======== Records to process

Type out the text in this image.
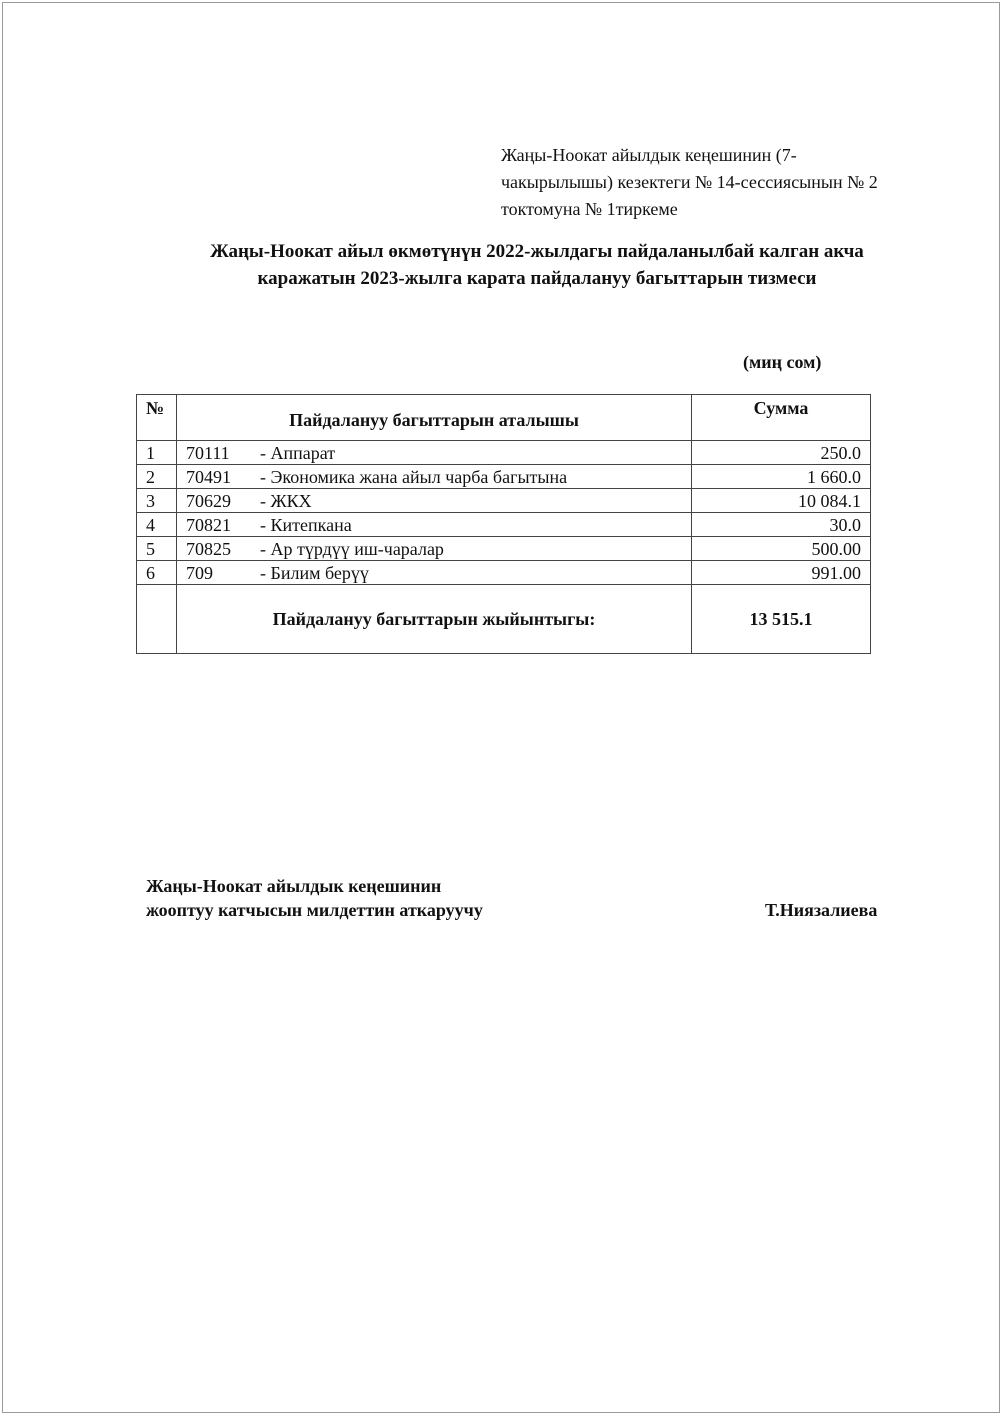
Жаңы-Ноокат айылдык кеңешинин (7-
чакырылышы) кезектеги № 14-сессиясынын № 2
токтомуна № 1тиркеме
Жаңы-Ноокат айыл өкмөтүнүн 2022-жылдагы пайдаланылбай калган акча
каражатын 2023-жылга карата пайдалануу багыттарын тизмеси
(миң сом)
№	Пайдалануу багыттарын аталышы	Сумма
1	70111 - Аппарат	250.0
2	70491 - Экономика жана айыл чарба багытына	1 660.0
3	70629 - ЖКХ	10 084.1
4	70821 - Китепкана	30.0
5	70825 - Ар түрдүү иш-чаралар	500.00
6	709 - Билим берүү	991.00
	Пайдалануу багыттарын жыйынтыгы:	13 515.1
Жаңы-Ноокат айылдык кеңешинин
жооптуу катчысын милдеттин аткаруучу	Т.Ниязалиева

================

Can you retype every record above exactly, leaving out the pictures?

=== Final result ===
Type out the text in this image.
Жаңы-Ноокат айылдык кеңешинин (7-
чакырылышы) кезектеги № 14-сессиясынын № 2
токтомуна № 1тиркеме
Жаңы-Ноокат айыл өкмөтүнүн 2022-жылдагы пайдаланылбай калган акча
каражатын 2023-жылга карата пайдалануу багыттарын тизмеси
(миң сом)
№	Пайдалануу багыттарын аталышы	Сумма
1	70111 - Аппарат	250.0
2	70491 - Экономика жана айыл чарба багытына	1 660.0
3	70629 - ЖКХ	10 084.1
4	70821 - Китепкана	30.0
5	70825 - Ар түрдүү иш-чаралар	500.00
6	709 - Билим берүү	991.00
	Пайдалануу багыттарын жыйынтыгы:	13 515.1
Жаңы-Ноокат айылдык кеңешинин
жооптуу катчысын милдеттин аткаруучу	Т.Ниязалиева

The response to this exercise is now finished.